Dataset rows about figures
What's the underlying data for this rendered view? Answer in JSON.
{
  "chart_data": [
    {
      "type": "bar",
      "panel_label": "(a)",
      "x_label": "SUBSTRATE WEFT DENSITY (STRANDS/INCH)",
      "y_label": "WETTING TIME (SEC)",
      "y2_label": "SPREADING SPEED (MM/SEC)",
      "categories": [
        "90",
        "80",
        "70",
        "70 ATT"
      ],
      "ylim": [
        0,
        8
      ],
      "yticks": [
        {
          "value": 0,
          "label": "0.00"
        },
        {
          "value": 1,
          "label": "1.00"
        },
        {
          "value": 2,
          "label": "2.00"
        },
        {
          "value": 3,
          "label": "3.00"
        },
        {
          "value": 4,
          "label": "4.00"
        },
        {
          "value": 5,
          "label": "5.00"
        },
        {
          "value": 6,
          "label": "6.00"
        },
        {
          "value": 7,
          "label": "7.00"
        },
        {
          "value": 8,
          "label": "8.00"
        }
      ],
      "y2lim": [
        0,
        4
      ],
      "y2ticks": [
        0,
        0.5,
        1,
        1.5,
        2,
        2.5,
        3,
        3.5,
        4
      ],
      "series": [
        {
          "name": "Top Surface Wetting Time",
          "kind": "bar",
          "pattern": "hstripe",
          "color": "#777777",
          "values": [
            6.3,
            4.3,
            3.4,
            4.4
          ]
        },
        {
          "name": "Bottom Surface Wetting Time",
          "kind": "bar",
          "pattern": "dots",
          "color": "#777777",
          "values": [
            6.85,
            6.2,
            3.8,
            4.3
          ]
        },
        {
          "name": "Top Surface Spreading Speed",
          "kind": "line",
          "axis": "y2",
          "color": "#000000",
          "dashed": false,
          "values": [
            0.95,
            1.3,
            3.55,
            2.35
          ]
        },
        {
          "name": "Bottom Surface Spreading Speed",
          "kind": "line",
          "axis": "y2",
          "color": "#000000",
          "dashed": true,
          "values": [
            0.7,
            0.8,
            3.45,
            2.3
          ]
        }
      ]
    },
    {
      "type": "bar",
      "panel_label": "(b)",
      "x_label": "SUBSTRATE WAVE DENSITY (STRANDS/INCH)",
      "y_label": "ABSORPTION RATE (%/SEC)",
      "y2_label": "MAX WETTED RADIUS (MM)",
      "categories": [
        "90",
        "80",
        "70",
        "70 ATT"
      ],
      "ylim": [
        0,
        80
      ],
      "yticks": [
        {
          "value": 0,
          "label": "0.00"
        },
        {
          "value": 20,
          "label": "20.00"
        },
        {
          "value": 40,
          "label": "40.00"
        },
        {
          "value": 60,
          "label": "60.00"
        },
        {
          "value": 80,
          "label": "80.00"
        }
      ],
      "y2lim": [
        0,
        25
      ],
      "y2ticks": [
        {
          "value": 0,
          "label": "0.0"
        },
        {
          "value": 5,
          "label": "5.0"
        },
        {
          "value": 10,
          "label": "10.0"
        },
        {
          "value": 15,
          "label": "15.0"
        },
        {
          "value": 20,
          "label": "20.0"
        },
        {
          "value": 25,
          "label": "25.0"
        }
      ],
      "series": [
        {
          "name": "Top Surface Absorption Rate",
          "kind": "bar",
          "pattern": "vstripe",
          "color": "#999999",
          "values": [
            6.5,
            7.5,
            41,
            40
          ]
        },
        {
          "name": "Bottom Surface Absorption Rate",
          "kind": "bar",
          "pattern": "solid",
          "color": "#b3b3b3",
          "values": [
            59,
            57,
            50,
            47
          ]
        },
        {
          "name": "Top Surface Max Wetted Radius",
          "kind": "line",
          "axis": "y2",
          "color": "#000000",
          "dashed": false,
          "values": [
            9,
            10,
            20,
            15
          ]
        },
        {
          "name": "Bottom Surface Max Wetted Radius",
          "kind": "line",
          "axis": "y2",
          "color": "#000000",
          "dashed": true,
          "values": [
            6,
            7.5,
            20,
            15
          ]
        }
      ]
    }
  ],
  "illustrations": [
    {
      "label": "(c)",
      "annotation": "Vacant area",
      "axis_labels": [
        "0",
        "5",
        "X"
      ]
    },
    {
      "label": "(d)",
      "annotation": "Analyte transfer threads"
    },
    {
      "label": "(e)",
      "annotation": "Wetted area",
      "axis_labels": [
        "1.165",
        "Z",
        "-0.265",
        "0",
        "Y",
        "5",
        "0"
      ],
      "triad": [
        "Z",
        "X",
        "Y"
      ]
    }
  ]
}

WHAT IS NEEDED
Copy all the lines, exactly.

IN RESPONSE
What's the underlying data for this rendered view? Answer in JSON.
{
  "chart_data": [
    {
      "type": "bar",
      "panel_label": "(a)",
      "x_label": "SUBSTRATE WEFT DENSITY (STRANDS/INCH)",
      "y_label": "WETTING TIME (SEC)",
      "y2_label": "SPREADING SPEED (MM/SEC)",
      "categories": [
        "90",
        "80",
        "70",
        "70 ATT"
      ],
      "ylim": [
        0,
        8
      ],
      "yticks": [
        {
          "value": 0,
          "label": "0.00"
        },
        {
          "value": 1,
          "label": "1.00"
        },
        {
          "value": 2,
          "label": "2.00"
        },
        {
          "value": 3,
          "label": "3.00"
        },
        {
          "value": 4,
          "label": "4.00"
        },
        {
          "value": 5,
          "label": "5.00"
        },
        {
          "value": 6,
          "label": "6.00"
        },
        {
          "value": 7,
          "label": "7.00"
        },
        {
          "value": 8,
          "label": "8.00"
        }
      ],
      "y2lim": [
        0,
        4
      ],
      "y2ticks": [
        0,
        0.5,
        1,
        1.5,
        2,
        2.5,
        3,
        3.5,
        4
      ],
      "series": [
        {
          "name": "Top Surface Wetting Time",
          "kind": "bar",
          "pattern": "hstripe",
          "color": "#777777",
          "values": [
            6.3,
            4.3,
            3.4,
            4.4
          ]
        },
        {
          "name": "Bottom Surface Wetting Time",
          "kind": "bar",
          "pattern": "dots",
          "color": "#777777",
          "values": [
            6.85,
            6.2,
            3.8,
            4.3
          ]
        },
        {
          "name": "Top Surface Spreading Speed",
          "kind": "line",
          "axis": "y2",
          "color": "#000000",
          "dashed": false,
          "values": [
            0.95,
            1.3,
            3.55,
            2.35
          ]
        },
        {
          "name": "Bottom Surface Spreading Speed",
          "kind": "line",
          "axis": "y2",
          "color": "#000000",
          "dashed": true,
          "values": [
            0.7,
            0.8,
            3.45,
            2.3
          ]
        }
      ]
    },
    {
      "type": "bar",
      "panel_label": "(b)",
      "x_label": "SUBSTRATE WAVE DENSITY (STRANDS/INCH)",
      "y_label": "ABSORPTION RATE (%/SEC)",
      "y2_label": "MAX WETTED RADIUS (MM)",
      "categories": [
        "90",
        "80",
        "70",
        "70 ATT"
      ],
      "ylim": [
        0,
        80
      ],
      "yticks": [
        {
          "value": 0,
          "label": "0.00"
        },
        {
          "value": 20,
          "label": "20.00"
        },
        {
          "value": 40,
          "label": "40.00"
        },
        {
          "value": 60,
          "label": "60.00"
        },
        {
          "value": 80,
          "label": "80.00"
        }
      ],
      "y2lim": [
        0,
        25
      ],
      "y2ticks": [
        {
          "value": 0,
          "label": "0.0"
        },
        {
          "value": 5,
          "label": "5.0"
        },
        {
          "value": 10,
          "label": "10.0"
        },
        {
          "value": 15,
          "label": "15.0"
        },
        {
          "value": 20,
          "label": "20.0"
        },
        {
          "value": 25,
          "label": "25.0"
        }
      ],
      "series": [
        {
          "name": "Top Surface Absorption Rate",
          "kind": "bar",
          "pattern": "vstripe",
          "color": "#999999",
          "values": [
            6.5,
            7.5,
            41,
            40
          ]
        },
        {
          "name": "Bottom Surface Absorption Rate",
          "kind": "bar",
          "pattern": "solid",
          "color": "#b3b3b3",
          "values": [
            59,
            57,
            50,
            47
          ]
        },
        {
          "name": "Top Surface Max Wetted Radius",
          "kind": "line",
          "axis": "y2",
          "color": "#000000",
          "dashed": false,
          "values": [
            9,
            10,
            20,
            15
          ]
        },
        {
          "name": "Bottom Surface Max Wetted Radius",
          "kind": "line",
          "axis": "y2",
          "color": "#000000",
          "dashed": true,
          "values": [
            6,
            7.5,
            20,
            15
          ]
        }
      ]
    }
  ],
  "illustrations": [
    {
      "label": "(c)",
      "annotation": "Vacant area",
      "axis_labels": [
        "0",
        "5",
        "X"
      ]
    },
    {
      "label": "(d)",
      "annotation": "Analyte transfer threads"
    },
    {
      "label": "(e)",
      "annotation": "Wetted area",
      "axis_labels": [
        "1.165",
        "Z",
        "-0.265",
        "0",
        "Y",
        "5",
        "0"
      ],
      "triad": [
        "Z",
        "X",
        "Y"
      ]
    }
  ]
}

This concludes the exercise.